* **DESCRIPTION OF THE TASK**: List each line of the data that holds the word "which".

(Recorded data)
..........
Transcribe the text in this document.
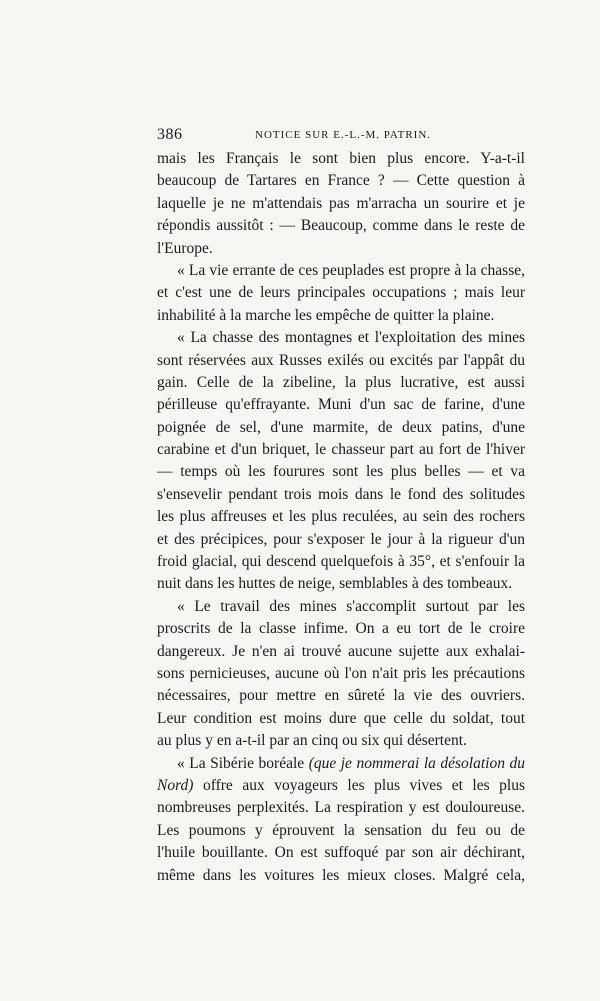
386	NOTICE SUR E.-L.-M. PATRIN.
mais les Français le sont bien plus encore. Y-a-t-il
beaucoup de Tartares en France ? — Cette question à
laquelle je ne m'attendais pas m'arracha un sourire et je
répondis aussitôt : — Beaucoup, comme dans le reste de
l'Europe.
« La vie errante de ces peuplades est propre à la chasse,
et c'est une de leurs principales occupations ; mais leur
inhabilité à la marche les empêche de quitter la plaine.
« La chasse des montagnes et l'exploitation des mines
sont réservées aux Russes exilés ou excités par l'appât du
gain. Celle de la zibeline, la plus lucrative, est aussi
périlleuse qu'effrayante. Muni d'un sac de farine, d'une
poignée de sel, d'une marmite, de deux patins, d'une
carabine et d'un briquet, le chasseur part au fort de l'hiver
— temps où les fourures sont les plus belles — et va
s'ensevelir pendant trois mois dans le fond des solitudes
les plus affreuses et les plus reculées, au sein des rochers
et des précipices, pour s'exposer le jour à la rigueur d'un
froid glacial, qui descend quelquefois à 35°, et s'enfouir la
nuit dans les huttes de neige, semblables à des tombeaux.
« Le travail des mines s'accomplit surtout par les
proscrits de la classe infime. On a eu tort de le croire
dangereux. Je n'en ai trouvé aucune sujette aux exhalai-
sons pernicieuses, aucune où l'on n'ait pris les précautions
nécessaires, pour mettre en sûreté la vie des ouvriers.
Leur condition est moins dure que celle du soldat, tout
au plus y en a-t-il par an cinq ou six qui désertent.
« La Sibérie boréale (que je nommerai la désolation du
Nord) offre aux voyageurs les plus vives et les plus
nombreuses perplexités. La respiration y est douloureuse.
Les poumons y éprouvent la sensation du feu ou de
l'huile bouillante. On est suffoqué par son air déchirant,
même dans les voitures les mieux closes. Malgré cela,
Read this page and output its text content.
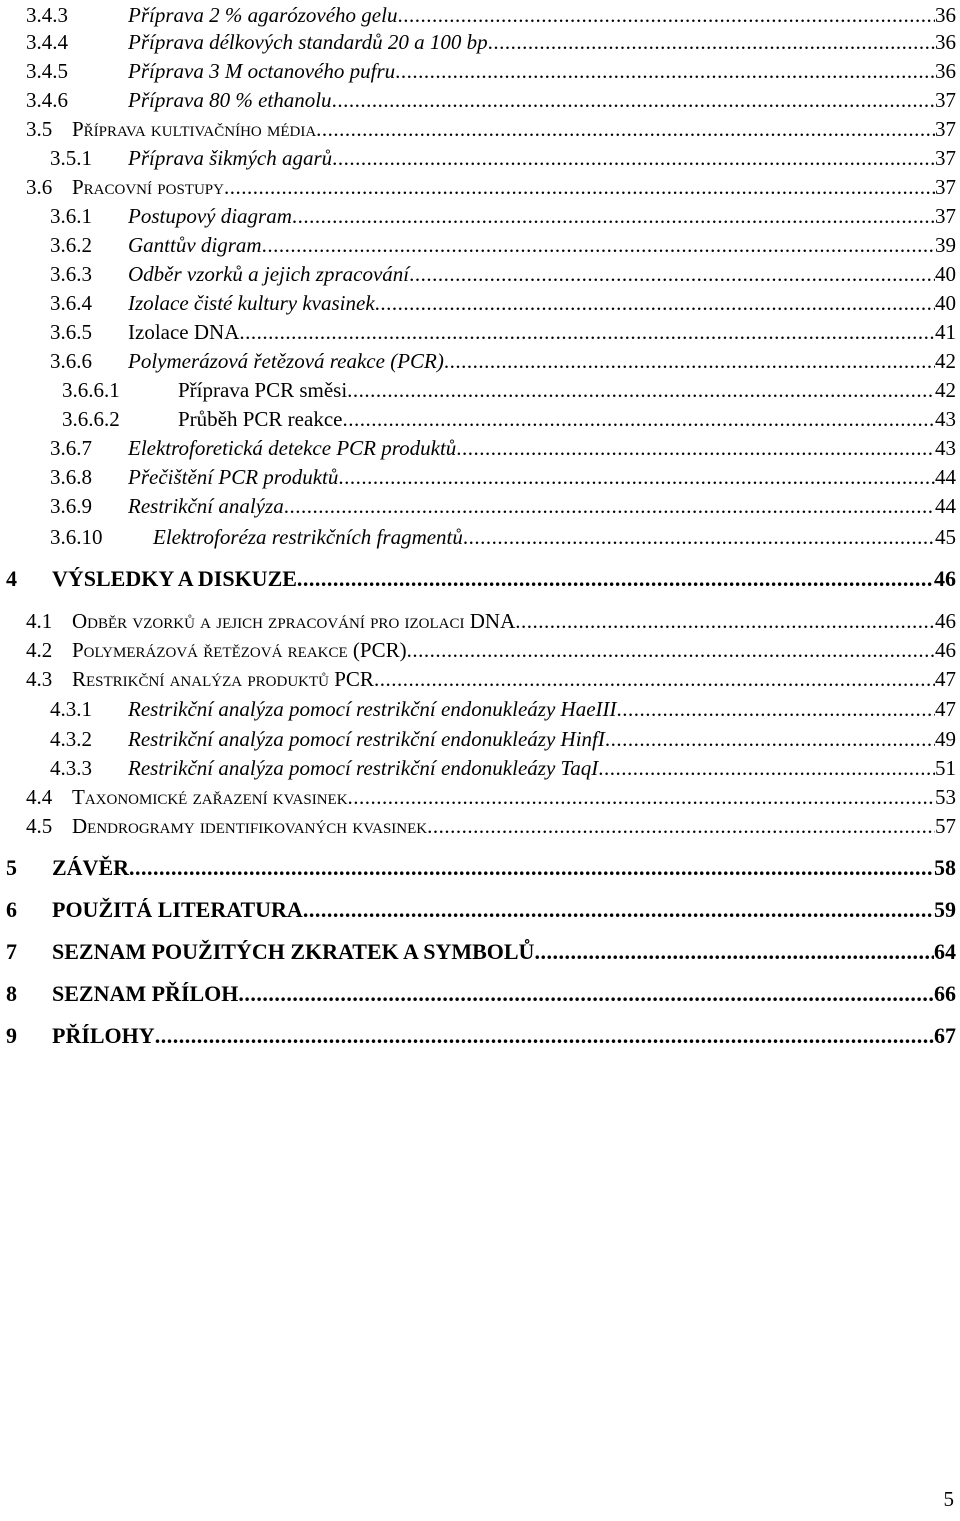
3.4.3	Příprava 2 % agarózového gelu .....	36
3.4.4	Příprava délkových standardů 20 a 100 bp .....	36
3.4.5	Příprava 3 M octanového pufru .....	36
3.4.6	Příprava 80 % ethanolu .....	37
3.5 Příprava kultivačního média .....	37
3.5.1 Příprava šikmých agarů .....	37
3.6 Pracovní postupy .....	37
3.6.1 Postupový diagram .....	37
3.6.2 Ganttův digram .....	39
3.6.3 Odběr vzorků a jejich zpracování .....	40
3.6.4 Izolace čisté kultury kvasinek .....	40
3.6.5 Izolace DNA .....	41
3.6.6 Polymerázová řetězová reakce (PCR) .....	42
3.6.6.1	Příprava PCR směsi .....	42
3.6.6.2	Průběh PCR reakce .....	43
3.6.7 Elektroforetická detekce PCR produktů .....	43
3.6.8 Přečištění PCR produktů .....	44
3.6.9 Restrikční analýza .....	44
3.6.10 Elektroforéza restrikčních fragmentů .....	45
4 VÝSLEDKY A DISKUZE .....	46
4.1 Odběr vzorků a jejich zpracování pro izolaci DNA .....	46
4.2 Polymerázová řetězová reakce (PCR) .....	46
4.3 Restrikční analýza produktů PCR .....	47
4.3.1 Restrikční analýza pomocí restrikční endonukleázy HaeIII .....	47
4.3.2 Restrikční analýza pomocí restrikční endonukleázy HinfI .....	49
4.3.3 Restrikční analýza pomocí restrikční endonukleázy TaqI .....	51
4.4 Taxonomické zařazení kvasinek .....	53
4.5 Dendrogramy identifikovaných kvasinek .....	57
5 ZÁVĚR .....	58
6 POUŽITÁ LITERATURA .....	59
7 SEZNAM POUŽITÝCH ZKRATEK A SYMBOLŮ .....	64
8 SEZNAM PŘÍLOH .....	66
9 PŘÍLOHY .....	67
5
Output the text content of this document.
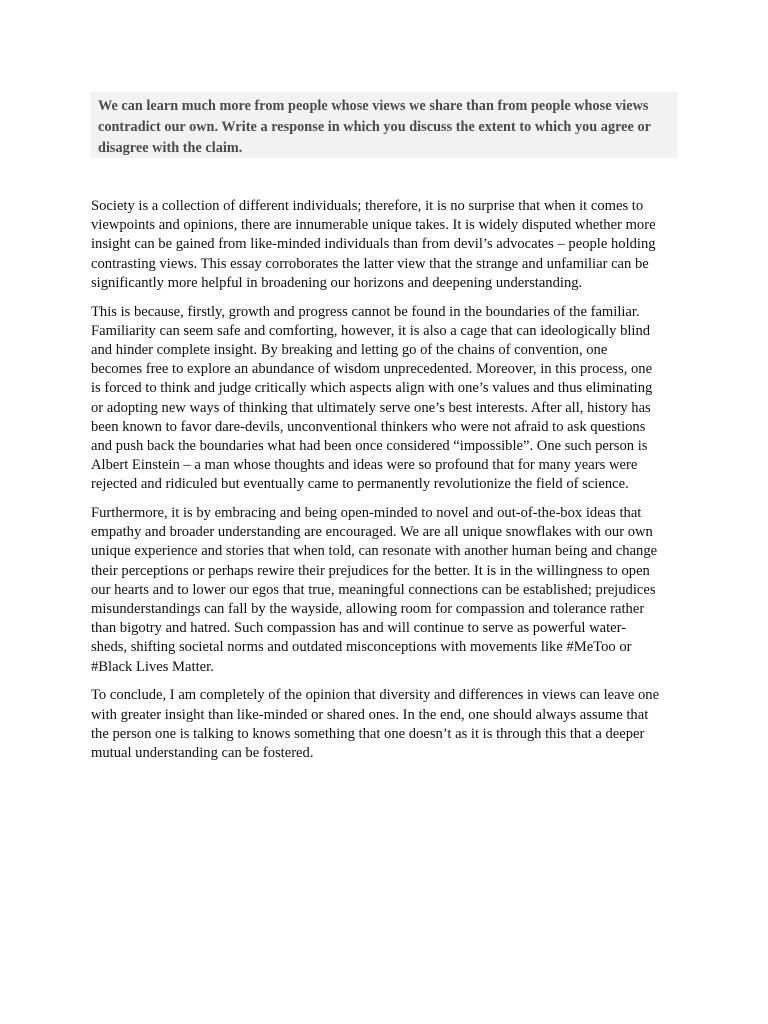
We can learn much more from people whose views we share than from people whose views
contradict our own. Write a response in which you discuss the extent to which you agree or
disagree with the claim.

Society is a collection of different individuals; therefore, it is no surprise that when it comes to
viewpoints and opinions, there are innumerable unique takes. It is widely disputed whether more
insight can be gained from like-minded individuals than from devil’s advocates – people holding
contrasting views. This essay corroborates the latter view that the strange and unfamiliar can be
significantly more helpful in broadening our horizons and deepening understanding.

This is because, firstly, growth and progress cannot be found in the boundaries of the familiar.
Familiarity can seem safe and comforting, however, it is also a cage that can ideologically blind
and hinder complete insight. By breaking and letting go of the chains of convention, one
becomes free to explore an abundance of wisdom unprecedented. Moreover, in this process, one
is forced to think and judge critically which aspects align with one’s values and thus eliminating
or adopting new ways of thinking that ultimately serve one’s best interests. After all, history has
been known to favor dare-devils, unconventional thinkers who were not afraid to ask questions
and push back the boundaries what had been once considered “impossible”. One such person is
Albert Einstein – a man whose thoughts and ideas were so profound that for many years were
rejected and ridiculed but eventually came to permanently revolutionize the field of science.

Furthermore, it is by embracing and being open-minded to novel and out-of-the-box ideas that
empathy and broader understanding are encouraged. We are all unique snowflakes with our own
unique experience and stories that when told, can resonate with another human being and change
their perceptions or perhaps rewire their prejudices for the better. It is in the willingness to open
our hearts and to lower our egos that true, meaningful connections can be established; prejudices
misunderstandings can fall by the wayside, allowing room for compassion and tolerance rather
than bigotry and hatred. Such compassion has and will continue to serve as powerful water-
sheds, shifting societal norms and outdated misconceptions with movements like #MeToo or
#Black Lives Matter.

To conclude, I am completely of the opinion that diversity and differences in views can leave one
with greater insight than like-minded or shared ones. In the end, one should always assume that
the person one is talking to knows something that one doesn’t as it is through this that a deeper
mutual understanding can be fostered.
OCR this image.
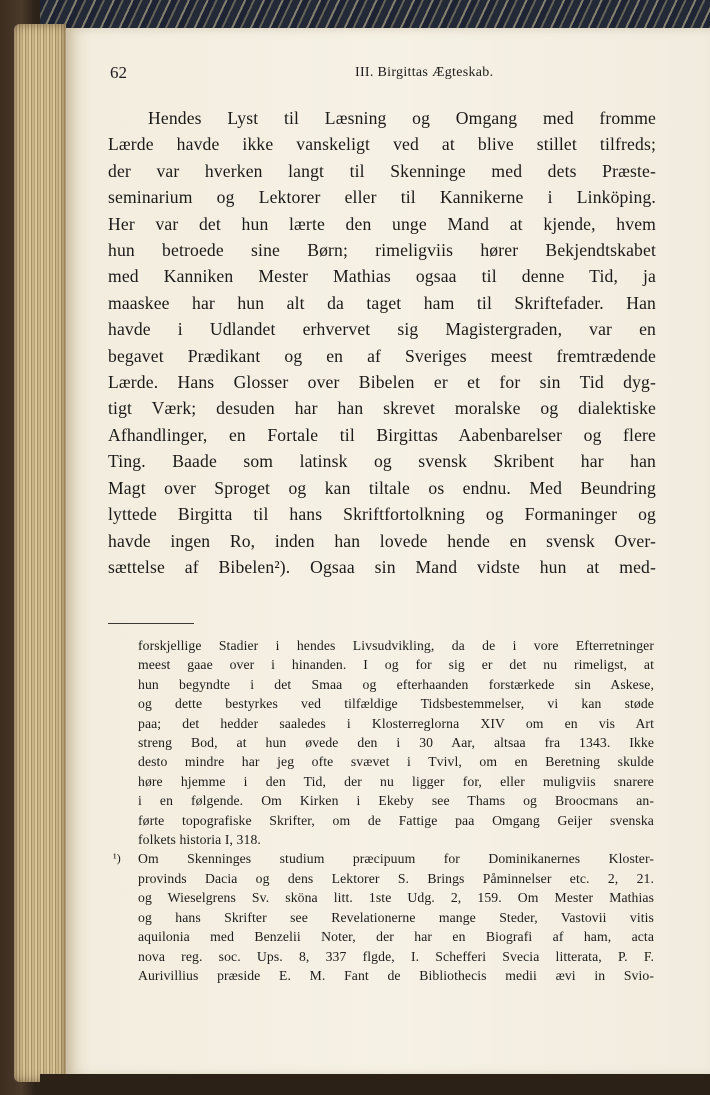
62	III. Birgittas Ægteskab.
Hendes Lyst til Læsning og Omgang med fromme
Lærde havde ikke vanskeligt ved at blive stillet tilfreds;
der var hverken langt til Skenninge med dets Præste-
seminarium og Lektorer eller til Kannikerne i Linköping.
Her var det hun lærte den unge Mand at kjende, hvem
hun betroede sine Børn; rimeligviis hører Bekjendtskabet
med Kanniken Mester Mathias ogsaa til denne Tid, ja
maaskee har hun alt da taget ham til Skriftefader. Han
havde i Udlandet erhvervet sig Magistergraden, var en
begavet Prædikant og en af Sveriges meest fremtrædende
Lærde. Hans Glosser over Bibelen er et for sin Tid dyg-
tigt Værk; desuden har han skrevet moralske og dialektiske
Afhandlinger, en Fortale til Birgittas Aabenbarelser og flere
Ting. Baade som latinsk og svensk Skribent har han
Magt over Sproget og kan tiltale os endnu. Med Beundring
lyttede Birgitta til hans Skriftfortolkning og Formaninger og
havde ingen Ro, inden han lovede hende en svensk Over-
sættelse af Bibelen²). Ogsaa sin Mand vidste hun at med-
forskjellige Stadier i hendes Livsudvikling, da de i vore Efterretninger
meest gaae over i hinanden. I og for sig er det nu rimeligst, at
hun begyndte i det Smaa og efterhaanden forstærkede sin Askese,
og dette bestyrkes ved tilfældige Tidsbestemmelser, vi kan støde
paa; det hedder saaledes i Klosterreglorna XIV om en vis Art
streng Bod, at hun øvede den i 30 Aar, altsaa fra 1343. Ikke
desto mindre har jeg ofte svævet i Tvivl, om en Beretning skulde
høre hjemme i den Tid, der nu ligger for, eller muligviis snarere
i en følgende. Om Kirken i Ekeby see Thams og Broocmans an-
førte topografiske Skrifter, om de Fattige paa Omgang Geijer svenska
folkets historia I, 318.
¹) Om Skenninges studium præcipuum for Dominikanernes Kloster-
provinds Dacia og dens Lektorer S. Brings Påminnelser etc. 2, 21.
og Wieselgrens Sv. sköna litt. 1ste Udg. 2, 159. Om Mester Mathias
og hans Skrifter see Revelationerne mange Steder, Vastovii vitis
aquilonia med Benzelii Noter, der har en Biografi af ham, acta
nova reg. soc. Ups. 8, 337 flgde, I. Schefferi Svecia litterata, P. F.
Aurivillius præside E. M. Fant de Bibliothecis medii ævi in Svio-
..........
* **RESPONSE TO THE TASK**:
contradict our own. Write a response in which you discuss the extent to which you agree or
is forced to think and judge critically which aspects align with one’s values and thus eliminating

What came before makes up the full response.